To highlight a similar point, Ward commented that of his comparison site businesses, that travel insurance was selling twenty-times as much compared with life insurance, and that travel insurance is currently five times as profitable compared to life cover.

Commission has of course become a bit of a dirty word. In a post-RDR world, remembering that protection is (rightly) separated from the RDR, it implies a mis-selling scandal or at least a dodgy salesperson.

But does Michael have a point? Is it right that non-advised sales earn the same amount when there is no advice and no responsibility for advice?

 

Making it personal?

An overriding theme of the day was that as an industry, we need to make the whole consumer journey more personal, including the products.

People are getting more and more used to services that are tailored specifically to them, and this will only continue to increase. However, insurers historically tend to have one product that is expected to fit a potential audience of 20-30m people.

It was debated that the personalisation of protection should begin with the products sold. Currently, protection products are largely generic, whilst designed to protect people with varying sets of circumstances.

Insurers hold a lot of data about their customers, so could it be possible in the future for insurers to look at someone’s salary, mortgage, debts and family situation and based upon all that information say, here’s a product created just for you?

There may well be a tipping point when big data (whatever that really is), wearable technology, online banking and insurance all meet up in a cloud based e-world where different benefits are put together, priced and sent as a ‘buy now’ pre-underwritten option straight to your phone, tailored specifically for you and your family – because they already know what they need to know.

 

Can technology create a better customer journey?

Liss Systems’ sales and marketing director, Guy Williams, asked during his presentation whether the protection industry is utilising new technologies to deliver a better experience for the customer?

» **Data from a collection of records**
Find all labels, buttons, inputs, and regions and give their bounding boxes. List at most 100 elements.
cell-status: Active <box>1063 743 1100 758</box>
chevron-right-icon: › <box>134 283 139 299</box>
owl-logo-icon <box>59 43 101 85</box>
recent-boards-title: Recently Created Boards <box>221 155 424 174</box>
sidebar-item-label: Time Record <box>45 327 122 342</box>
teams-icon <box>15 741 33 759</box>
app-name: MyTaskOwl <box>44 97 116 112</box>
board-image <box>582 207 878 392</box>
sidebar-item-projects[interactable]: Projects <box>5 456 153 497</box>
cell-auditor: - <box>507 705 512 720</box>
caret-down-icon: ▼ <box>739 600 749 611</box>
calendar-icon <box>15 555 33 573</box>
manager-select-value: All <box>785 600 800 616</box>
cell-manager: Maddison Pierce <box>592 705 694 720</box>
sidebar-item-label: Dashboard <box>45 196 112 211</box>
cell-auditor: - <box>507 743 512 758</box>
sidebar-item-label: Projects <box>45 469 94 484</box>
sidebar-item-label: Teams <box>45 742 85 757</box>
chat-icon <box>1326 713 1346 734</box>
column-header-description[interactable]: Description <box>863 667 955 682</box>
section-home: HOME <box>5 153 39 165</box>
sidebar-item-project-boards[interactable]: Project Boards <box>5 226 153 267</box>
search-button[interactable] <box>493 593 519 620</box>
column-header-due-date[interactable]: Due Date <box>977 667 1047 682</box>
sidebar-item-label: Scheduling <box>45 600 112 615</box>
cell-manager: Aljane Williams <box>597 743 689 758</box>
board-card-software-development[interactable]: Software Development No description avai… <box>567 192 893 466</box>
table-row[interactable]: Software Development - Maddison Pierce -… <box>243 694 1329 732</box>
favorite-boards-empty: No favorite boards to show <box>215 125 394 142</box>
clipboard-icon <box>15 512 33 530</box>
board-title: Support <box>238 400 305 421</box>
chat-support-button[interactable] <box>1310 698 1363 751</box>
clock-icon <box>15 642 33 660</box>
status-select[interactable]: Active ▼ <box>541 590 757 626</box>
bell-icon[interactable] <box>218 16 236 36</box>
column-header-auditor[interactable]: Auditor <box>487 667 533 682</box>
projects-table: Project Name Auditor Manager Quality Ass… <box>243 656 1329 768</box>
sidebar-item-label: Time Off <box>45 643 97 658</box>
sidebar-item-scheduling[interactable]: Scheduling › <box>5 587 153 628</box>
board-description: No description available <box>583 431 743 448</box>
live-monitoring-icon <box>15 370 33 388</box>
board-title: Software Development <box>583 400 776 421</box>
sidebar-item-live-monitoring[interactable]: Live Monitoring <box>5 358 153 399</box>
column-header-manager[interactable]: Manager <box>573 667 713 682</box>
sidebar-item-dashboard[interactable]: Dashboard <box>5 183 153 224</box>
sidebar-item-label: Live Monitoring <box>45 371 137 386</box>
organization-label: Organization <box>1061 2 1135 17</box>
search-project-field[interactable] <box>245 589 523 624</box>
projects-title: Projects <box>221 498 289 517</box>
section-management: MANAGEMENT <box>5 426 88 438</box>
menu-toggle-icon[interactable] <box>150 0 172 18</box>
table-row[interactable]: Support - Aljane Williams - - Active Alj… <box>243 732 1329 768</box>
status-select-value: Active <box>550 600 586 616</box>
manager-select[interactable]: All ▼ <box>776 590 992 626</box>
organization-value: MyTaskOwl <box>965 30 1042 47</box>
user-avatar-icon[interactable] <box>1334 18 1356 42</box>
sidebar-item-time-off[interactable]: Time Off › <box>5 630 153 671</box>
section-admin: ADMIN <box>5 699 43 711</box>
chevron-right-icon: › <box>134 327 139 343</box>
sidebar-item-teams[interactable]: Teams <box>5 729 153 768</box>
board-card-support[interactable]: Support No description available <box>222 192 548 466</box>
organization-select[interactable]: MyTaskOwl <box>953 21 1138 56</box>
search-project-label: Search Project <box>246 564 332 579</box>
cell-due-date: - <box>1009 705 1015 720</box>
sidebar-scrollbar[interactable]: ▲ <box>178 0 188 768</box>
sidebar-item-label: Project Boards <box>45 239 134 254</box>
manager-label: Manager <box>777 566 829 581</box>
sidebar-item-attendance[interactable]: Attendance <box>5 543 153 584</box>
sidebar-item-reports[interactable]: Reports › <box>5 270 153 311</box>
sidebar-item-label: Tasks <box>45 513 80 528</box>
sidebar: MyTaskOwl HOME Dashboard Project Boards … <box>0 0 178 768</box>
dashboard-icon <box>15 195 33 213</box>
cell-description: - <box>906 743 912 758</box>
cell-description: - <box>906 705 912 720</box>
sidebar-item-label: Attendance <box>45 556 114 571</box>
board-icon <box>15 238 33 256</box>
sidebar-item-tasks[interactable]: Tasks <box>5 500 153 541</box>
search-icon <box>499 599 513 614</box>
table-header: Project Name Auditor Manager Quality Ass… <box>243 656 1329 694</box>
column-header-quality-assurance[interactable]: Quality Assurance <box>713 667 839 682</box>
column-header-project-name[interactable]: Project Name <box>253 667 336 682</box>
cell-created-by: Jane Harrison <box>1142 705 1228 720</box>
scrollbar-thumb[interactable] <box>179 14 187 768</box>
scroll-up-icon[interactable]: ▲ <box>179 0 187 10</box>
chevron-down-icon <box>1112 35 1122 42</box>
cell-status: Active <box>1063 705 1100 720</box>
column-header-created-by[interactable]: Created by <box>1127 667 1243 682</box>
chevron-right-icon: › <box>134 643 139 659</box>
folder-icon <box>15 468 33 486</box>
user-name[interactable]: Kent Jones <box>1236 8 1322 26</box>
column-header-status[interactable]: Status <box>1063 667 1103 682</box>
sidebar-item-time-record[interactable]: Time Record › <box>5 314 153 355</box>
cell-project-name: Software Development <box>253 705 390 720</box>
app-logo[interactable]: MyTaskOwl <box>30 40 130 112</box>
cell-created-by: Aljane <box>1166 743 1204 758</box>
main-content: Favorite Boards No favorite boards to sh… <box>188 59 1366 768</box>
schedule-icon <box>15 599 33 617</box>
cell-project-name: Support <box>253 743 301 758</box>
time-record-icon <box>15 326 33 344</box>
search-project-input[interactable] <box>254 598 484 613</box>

» **YOUR INSTRUCTIONS**
Return everything in the protection insurance article from "Insurers hold a" down to "better customer journey?", word for word. Draw only on the protection insurance article; the data play no part in this work.

» **RESULT OF THE TASK**
Insurers hold a lot of data about their customers, so could it be possible in the future for insurers to look at someone’s salary, mortgage, debts and family situation and based upon all that information say, here’s a product created just for you?

There may well be a tipping point when big data (whatever that really is), wearable technology, online banking and insurance all meet up in a cloud based e-world where different benefits are put together, priced and sent as a ‘buy now’ pre-underwritten option straight to your phone, tailored specifically for you and your family – because they already know what they need to know.

 

Can technology create a better customer journey?